Update the rows below so that each "legend-swatch" reads "legend-marker", and leave everything else in them unchanged.

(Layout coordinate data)
··········

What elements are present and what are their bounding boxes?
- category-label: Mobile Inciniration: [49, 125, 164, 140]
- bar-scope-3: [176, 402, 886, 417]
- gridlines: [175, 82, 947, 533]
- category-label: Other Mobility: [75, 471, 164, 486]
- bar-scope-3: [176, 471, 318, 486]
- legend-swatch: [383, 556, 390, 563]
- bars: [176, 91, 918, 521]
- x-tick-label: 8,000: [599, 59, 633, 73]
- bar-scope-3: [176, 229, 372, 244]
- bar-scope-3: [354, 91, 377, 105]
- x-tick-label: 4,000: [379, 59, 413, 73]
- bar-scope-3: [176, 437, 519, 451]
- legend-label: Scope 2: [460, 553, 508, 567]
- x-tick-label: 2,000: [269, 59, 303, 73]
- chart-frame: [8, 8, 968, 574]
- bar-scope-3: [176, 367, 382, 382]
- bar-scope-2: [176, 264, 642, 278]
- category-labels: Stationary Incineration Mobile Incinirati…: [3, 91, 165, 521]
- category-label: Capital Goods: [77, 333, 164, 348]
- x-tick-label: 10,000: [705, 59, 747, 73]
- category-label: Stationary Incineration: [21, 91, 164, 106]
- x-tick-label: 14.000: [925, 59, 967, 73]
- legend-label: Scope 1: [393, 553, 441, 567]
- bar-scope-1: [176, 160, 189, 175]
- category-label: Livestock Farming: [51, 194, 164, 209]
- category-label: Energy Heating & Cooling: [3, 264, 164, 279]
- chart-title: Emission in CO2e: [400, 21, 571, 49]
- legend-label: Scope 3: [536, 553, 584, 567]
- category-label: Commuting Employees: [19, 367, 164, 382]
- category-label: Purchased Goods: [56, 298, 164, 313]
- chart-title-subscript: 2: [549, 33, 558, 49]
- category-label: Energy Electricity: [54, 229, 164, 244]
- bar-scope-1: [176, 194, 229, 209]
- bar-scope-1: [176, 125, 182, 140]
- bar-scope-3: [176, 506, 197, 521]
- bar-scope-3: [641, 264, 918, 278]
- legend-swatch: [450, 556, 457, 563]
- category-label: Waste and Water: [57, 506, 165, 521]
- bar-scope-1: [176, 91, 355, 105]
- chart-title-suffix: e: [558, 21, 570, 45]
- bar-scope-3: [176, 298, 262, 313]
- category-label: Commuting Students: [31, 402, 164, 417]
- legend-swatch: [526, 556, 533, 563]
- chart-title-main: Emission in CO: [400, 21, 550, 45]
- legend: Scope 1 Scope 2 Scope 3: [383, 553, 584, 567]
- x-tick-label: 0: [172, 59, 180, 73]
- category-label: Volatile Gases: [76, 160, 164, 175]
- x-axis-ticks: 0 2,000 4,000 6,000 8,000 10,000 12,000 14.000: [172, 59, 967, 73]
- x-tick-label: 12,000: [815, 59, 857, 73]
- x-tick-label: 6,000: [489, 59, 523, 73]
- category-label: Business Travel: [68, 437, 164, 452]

··········

§ Solution to this problem:
What elements are present and what are their bounding boxes?
- category-label: Mobile Inciniration: [49, 125, 164, 140]
- bar-scope-3: [176, 402, 886, 417]
- gridlines: [175, 82, 947, 533]
- category-label: Other Mobility: [75, 471, 164, 486]
- bar-scope-3: [176, 471, 318, 486]
- legend-marker: [383, 556, 390, 563]
- bars: [176, 91, 918, 521]
- x-tick-label: 8,000: [599, 59, 633, 73]
- bar-scope-3: [176, 229, 372, 244]
- bar-scope-3: [354, 91, 377, 105]
- x-tick-label: 4,000: [379, 59, 413, 73]
- bar-scope-3: [176, 437, 519, 451]
- legend-label: Scope 2: [460, 553, 508, 567]
- x-tick-label: 2,000: [269, 59, 303, 73]
- chart-frame: [8, 8, 968, 574]
- bar-scope-3: [176, 367, 382, 382]
- bar-scope-2: [176, 264, 642, 278]
- category-labels: Stationary Incineration Mobile Incinirati…: [3, 91, 165, 521]
- category-label: Capital Goods: [77, 333, 164, 348]
- x-tick-label: 10,000: [705, 59, 747, 73]
- category-label: Stationary Incineration: [21, 91, 164, 106]
- x-tick-label: 14.000: [925, 59, 967, 73]
- legend-label: Scope 1: [393, 553, 441, 567]
- bar-scope-1: [176, 160, 189, 175]
- category-label: Livestock Farming: [51, 194, 164, 209]
- category-label: Energy Heating & Cooling: [3, 264, 164, 279]
- chart-title: Emission in CO2e: [400, 21, 571, 49]
- legend-label: Scope 3: [536, 553, 584, 567]
- category-label: Commuting Employees: [19, 367, 164, 382]
- category-label: Purchased Goods: [56, 298, 164, 313]
- chart-title-subscript: 2: [549, 33, 558, 49]
- category-label: Energy Electricity: [54, 229, 164, 244]
- bar-scope-1: [176, 194, 229, 209]
- bar-scope-1: [176, 125, 182, 140]
- bar-scope-3: [176, 506, 197, 521]
- bar-scope-3: [641, 264, 918, 278]
- legend-marker: [450, 556, 457, 563]
- category-label: Waste and Water: [57, 506, 165, 521]
- bar-scope-1: [176, 91, 355, 105]
- chart-title-suffix: e: [558, 21, 570, 45]
- bar-scope-3: [176, 298, 262, 313]
- category-label: Commuting Students: [31, 402, 164, 417]
- legend-marker: [526, 556, 533, 563]
- chart-title-main: Emission in CO: [400, 21, 550, 45]
- legend: Scope 1 Scope 2 Scope 3: [383, 553, 584, 567]
- x-tick-label: 0: [172, 59, 180, 73]
- category-label: Volatile Gases: [76, 160, 164, 175]
- x-axis-ticks: 0 2,000 4,000 6,000 8,000 10,000 12,000 14.000: [172, 59, 967, 73]
- x-tick-label: 12,000: [815, 59, 857, 73]
- x-tick-label: 6,000: [489, 59, 523, 73]
- category-label: Business Travel: [68, 437, 164, 452]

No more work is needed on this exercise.